Available records:
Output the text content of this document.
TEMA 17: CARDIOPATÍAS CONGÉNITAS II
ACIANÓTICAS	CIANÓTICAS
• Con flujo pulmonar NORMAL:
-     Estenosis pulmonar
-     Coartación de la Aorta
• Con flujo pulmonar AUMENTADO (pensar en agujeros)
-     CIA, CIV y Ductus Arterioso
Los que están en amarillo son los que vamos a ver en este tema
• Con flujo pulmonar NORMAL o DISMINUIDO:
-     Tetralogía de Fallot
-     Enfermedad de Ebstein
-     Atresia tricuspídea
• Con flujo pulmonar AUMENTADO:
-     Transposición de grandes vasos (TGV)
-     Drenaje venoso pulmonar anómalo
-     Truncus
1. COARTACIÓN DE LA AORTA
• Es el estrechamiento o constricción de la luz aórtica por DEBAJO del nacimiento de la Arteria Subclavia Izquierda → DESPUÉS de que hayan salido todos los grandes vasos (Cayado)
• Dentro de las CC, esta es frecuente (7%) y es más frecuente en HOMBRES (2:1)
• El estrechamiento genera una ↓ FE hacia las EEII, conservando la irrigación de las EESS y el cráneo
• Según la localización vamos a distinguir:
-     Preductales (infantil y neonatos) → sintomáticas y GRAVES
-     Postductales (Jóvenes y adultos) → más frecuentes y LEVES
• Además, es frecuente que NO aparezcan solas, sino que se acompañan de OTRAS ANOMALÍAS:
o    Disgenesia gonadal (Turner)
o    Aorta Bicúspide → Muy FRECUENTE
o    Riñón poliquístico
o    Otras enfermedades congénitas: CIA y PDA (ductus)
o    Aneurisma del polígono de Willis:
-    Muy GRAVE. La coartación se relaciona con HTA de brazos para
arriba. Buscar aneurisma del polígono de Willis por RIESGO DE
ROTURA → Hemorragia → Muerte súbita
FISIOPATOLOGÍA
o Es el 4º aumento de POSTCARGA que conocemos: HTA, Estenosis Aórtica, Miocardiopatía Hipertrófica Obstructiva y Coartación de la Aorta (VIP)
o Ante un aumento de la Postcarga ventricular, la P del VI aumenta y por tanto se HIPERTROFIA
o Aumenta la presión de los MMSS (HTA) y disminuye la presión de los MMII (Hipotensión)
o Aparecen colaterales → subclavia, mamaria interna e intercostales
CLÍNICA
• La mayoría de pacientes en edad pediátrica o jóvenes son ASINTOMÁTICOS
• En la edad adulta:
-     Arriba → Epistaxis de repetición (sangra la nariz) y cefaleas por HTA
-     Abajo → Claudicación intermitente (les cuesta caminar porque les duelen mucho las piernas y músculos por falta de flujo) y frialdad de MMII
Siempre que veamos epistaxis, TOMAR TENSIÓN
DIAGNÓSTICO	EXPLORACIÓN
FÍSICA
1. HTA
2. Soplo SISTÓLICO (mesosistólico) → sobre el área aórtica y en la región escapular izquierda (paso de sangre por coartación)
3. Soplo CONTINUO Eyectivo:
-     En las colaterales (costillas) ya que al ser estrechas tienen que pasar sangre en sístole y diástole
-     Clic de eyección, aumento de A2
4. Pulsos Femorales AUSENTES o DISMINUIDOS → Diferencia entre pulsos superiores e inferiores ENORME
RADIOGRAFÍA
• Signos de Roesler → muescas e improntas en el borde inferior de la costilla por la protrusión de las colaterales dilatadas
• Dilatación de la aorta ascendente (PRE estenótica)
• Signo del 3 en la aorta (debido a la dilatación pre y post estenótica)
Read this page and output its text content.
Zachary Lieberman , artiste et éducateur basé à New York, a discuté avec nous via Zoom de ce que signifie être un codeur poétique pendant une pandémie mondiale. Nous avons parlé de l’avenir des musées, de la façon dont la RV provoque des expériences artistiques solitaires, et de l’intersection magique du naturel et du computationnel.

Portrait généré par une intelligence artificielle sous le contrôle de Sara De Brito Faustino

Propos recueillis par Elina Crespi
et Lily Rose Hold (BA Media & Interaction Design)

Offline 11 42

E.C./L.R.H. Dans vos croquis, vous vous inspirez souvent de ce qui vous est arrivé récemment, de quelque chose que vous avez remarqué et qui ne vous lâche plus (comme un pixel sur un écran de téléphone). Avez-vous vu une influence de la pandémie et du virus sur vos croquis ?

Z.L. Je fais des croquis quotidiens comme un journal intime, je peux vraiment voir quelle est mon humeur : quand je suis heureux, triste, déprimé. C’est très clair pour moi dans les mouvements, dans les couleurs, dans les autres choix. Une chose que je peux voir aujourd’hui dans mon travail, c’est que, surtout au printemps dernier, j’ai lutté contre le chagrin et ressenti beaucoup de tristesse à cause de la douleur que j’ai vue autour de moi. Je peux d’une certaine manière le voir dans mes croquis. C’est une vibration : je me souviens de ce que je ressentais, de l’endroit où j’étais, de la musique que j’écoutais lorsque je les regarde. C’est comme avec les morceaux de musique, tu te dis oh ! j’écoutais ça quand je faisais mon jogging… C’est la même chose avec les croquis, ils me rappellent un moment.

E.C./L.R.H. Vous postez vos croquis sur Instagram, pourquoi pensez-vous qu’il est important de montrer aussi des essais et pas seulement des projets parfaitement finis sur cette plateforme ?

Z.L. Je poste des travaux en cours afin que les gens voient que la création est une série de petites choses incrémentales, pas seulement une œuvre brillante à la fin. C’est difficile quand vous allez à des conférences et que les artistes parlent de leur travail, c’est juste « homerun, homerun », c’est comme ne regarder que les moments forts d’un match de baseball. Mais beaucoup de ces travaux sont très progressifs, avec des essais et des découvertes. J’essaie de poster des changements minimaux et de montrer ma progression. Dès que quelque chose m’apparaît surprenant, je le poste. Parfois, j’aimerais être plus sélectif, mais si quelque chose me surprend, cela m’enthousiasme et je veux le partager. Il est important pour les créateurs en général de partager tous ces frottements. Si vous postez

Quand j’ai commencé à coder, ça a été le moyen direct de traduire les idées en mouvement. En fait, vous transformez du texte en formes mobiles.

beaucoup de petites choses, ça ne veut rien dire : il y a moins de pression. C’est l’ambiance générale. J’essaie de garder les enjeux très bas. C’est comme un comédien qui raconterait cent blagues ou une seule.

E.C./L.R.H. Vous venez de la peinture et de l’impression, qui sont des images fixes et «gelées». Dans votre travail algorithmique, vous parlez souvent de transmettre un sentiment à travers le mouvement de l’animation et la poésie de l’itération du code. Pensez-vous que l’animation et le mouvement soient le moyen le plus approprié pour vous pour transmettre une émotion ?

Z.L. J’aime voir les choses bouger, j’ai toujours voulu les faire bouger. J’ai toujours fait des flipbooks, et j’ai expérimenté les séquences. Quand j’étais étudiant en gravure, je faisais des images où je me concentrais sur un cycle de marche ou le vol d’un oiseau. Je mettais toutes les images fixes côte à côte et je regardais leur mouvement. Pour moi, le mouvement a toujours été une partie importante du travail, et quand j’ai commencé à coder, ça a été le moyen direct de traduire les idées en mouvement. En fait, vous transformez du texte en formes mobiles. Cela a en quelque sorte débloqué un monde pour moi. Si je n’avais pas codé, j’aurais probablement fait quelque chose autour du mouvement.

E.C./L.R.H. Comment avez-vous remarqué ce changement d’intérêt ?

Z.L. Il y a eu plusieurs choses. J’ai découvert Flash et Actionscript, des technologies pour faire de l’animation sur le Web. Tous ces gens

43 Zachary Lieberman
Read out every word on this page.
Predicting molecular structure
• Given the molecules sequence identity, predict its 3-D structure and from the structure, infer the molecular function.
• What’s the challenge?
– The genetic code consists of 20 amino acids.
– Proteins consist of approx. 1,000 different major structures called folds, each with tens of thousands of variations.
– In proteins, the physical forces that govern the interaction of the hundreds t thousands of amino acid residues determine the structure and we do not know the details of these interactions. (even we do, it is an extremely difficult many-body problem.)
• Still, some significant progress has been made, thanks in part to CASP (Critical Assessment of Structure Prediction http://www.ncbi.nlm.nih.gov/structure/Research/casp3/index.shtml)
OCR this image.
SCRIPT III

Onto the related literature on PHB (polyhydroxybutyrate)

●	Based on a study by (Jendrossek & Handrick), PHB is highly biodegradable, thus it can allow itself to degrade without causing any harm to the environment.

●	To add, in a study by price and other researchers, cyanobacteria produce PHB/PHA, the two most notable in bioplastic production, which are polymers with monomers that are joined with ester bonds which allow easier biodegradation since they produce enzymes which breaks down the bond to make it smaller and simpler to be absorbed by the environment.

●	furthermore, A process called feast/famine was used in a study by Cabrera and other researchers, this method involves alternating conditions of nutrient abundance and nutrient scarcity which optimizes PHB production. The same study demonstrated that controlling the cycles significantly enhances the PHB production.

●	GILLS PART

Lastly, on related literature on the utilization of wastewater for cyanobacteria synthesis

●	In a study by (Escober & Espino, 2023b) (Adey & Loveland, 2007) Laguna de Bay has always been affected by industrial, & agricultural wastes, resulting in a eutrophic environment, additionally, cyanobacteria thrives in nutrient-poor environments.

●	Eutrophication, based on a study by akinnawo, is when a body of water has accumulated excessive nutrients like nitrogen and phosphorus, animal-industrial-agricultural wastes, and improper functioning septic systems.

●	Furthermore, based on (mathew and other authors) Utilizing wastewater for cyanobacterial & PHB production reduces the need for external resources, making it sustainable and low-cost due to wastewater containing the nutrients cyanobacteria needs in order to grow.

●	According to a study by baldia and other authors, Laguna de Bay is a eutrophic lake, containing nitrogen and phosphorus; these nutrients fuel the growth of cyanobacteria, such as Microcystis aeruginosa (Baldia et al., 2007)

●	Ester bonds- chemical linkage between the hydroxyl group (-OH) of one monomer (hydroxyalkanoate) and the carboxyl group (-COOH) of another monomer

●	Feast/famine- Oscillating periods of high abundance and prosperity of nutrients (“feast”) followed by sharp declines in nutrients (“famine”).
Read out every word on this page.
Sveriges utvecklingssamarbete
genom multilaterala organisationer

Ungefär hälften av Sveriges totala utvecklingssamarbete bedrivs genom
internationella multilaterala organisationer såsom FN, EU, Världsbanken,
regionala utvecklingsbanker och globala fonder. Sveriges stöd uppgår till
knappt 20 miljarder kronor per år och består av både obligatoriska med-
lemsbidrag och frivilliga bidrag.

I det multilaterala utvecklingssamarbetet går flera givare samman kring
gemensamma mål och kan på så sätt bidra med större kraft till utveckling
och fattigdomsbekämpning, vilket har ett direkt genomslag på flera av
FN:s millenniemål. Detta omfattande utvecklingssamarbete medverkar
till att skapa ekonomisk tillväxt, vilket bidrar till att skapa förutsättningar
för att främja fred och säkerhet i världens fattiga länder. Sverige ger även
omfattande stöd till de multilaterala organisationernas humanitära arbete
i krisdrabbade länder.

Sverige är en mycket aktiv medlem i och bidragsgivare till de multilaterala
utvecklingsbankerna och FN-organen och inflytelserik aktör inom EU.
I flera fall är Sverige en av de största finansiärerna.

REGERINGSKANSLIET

Task goal: Filter this listing and copy only the lines holding the word "multilaterala".

Result of this task:
genom multilaterala organisationer
internationella multilaterala organisationer såsom FN, EU, Världsbanken,
I det multilaterala utvecklingssamarbetet går flera givare samman kring
omfattande stöd till de multilaterala organisationernas humanitära arbete
Sverige är en mycket aktiv medlem i och bidragsgivare till de multilaterala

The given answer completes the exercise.